_Dataset entries on figures_
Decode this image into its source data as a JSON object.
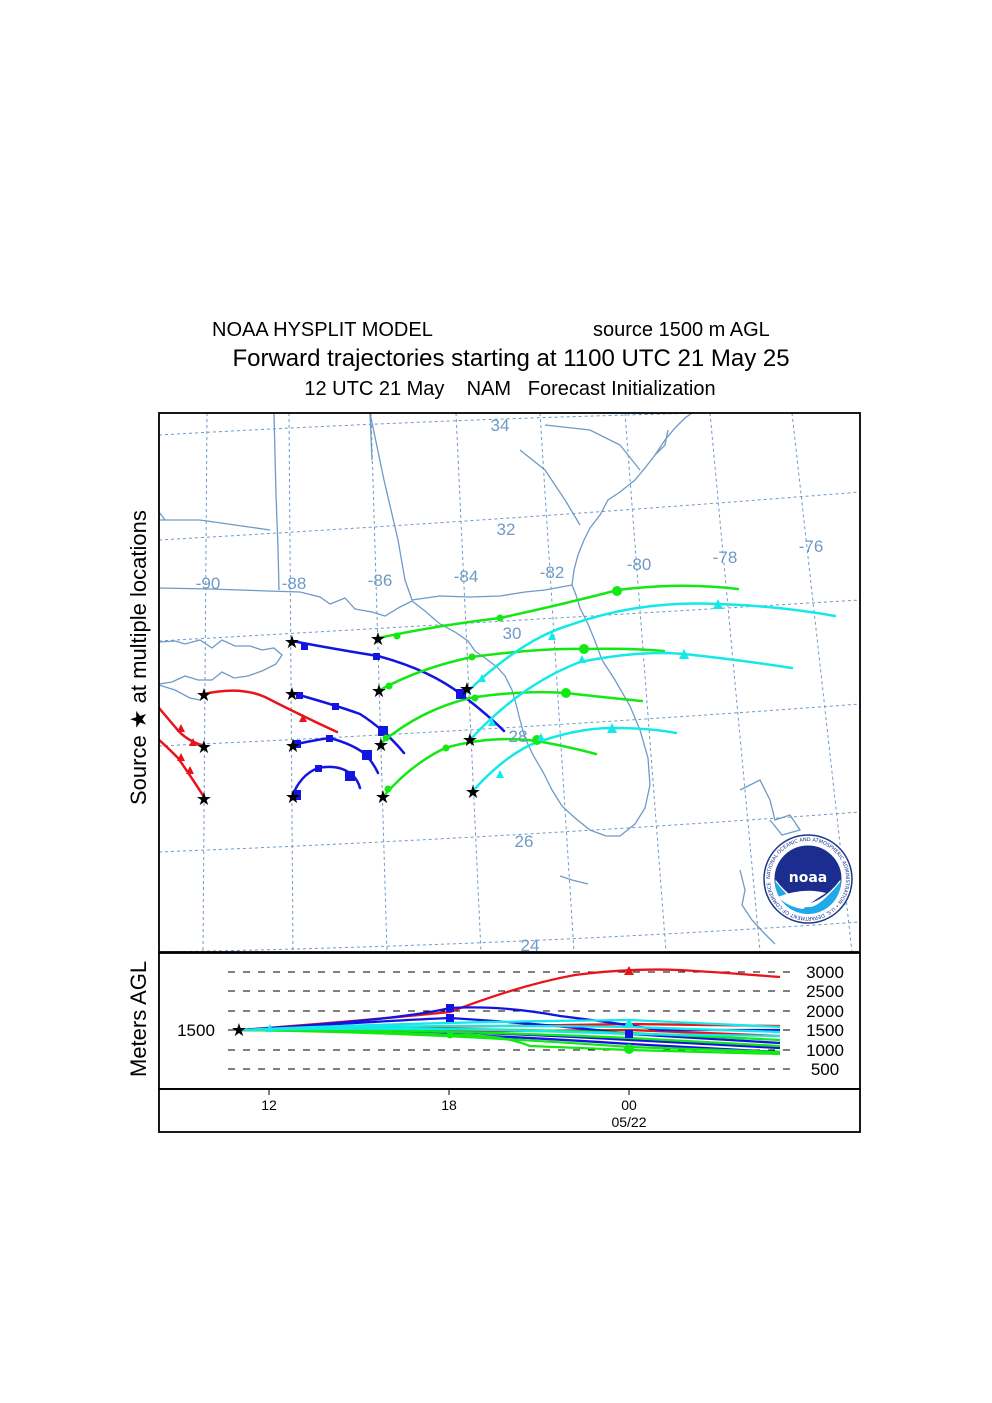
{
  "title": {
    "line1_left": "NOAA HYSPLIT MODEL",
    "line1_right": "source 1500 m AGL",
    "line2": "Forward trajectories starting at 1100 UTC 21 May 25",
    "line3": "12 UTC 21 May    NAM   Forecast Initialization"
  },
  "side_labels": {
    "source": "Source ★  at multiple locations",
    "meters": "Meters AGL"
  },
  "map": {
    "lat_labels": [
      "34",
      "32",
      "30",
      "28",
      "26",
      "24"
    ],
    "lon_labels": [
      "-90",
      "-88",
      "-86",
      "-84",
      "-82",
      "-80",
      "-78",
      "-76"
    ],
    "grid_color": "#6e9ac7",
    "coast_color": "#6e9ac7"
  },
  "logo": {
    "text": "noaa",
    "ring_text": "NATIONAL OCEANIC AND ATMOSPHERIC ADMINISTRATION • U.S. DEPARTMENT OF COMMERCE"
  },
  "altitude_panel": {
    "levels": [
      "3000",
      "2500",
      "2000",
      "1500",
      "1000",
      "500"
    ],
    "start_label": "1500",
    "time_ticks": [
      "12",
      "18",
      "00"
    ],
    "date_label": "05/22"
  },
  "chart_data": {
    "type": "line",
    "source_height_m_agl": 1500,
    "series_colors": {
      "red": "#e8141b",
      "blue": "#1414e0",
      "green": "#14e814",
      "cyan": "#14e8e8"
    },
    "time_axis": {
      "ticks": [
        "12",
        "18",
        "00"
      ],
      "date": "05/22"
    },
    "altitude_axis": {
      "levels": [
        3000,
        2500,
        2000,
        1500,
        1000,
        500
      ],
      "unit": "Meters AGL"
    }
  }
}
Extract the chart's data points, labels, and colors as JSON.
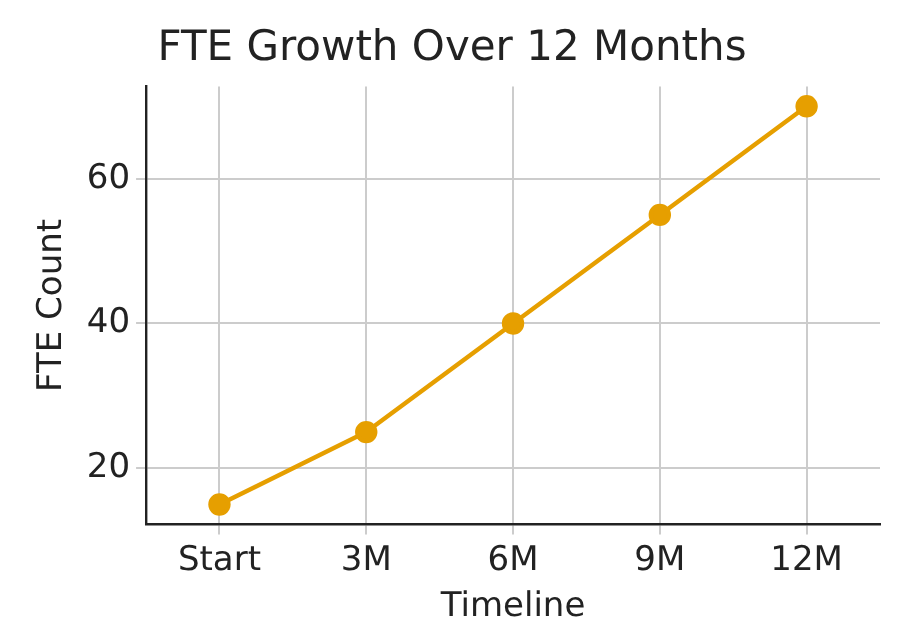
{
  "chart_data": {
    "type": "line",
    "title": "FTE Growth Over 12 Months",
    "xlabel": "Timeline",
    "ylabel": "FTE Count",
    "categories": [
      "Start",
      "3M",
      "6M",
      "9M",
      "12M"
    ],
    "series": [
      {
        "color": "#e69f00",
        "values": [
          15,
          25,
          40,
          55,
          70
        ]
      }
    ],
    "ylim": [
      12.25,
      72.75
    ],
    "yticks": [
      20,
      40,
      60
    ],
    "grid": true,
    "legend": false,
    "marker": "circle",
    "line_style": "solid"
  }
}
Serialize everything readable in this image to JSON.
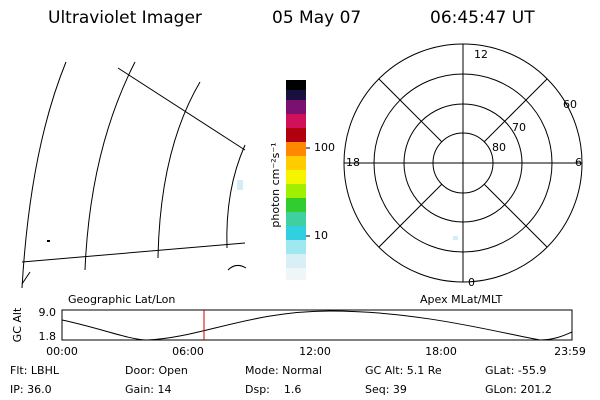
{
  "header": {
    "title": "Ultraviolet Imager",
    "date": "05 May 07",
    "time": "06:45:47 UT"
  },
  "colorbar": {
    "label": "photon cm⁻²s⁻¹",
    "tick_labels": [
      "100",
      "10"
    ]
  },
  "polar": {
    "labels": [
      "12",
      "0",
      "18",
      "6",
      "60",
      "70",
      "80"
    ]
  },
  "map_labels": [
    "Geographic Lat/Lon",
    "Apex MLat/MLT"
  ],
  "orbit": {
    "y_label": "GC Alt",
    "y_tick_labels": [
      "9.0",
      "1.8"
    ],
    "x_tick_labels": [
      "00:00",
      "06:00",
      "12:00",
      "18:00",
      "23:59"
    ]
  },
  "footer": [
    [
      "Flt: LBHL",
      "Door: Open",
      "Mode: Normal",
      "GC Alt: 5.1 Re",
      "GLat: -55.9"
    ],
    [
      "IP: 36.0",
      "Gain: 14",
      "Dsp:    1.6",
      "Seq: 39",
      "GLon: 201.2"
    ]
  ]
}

_What to do_
Without the pictures, write out all of the material exactly.

_Right answer_
Decode this image into its source data as a JSON object.
{
  "title": {
    "line1_left": "NOAA HYSPLIT MODEL",
    "line1_right": "source 1500 m AGL",
    "line2": "Forward trajectories starting at 1100 UTC 21 May 25",
    "line3": "12 UTC 21 May    NAM   Forecast Initialization"
  },
  "side_labels": {
    "source": "Source ★  at multiple locations",
    "meters": "Meters AGL"
  },
  "map": {
    "lat_labels": [
      "34",
      "32",
      "30",
      "28",
      "26",
      "24"
    ],
    "lon_labels": [
      "-90",
      "-88",
      "-86",
      "-84",
      "-82",
      "-80",
      "-78",
      "-76"
    ],
    "grid_color": "#6e9ac7",
    "coast_color": "#6e9ac7"
  },
  "logo": {
    "text": "noaa",
    "ring_text": "NATIONAL OCEANIC AND ATMOSPHERIC ADMINISTRATION • U.S. DEPARTMENT OF COMMERCE"
  },
  "altitude_panel": {
    "levels": [
      "3000",
      "2500",
      "2000",
      "1500",
      "1000",
      "500"
    ],
    "start_label": "1500",
    "time_ticks": [
      "12",
      "18",
      "00"
    ],
    "date_label": "05/22"
  },
  "chart_data": {
    "type": "line",
    "source_height_m_agl": 1500,
    "series_colors": {
      "red": "#e8141b",
      "blue": "#1414e0",
      "green": "#14e814",
      "cyan": "#14e8e8"
    },
    "time_axis": {
      "ticks": [
        "12",
        "18",
        "00"
      ],
      "date": "05/22"
    },
    "altitude_axis": {
      "levels": [
        3000,
        2500,
        2000,
        1500,
        1000,
        500
      ],
      "unit": "Meters AGL"
    }
  }
}
Extract the chart's data points, labels, and colors as JSON.
{
  "chart_data": {
    "type": "line",
    "title": "FTE Growth Over 12 Months",
    "xlabel": "Timeline",
    "ylabel": "FTE Count",
    "categories": [
      "Start",
      "3M",
      "6M",
      "9M",
      "12M"
    ],
    "series": [
      {
        "color": "#e69f00",
        "values": [
          15,
          25,
          40,
          55,
          70
        ]
      }
    ],
    "ylim": [
      12.25,
      72.75
    ],
    "yticks": [
      20,
      40,
      60
    ],
    "grid": true,
    "legend": false,
    "marker": "circle",
    "line_style": "solid"
  }
}
Serialize everything readable in this image to JSON.
{
  "header": {
    "title": "Ultraviolet Imager",
    "date": "05 May 07",
    "time": "06:45:47 UT"
  },
  "colorbar": {
    "label": "photon cm⁻²s⁻¹",
    "tick_labels": [
      "100",
      "10"
    ]
  },
  "polar": {
    "labels": [
      "12",
      "0",
      "18",
      "6",
      "60",
      "70",
      "80"
    ]
  },
  "map_labels": [
    "Geographic Lat/Lon",
    "Apex MLat/MLT"
  ],
  "orbit": {
    "y_label": "GC Alt",
    "y_tick_labels": [
      "9.0",
      "1.8"
    ],
    "x_tick_labels": [
      "00:00",
      "06:00",
      "12:00",
      "18:00",
      "23:59"
    ]
  },
  "footer": [
    [
      "Flt: LBHL",
      "Door: Open",
      "Mode: Normal",
      "GC Alt: 5.1 Re",
      "GLat: -55.9"
    ],
    [
      "IP: 36.0",
      "Gain: 14",
      "Dsp:    1.6",
      "Seq: 39",
      "GLon: 201.2"
    ]
  ]
}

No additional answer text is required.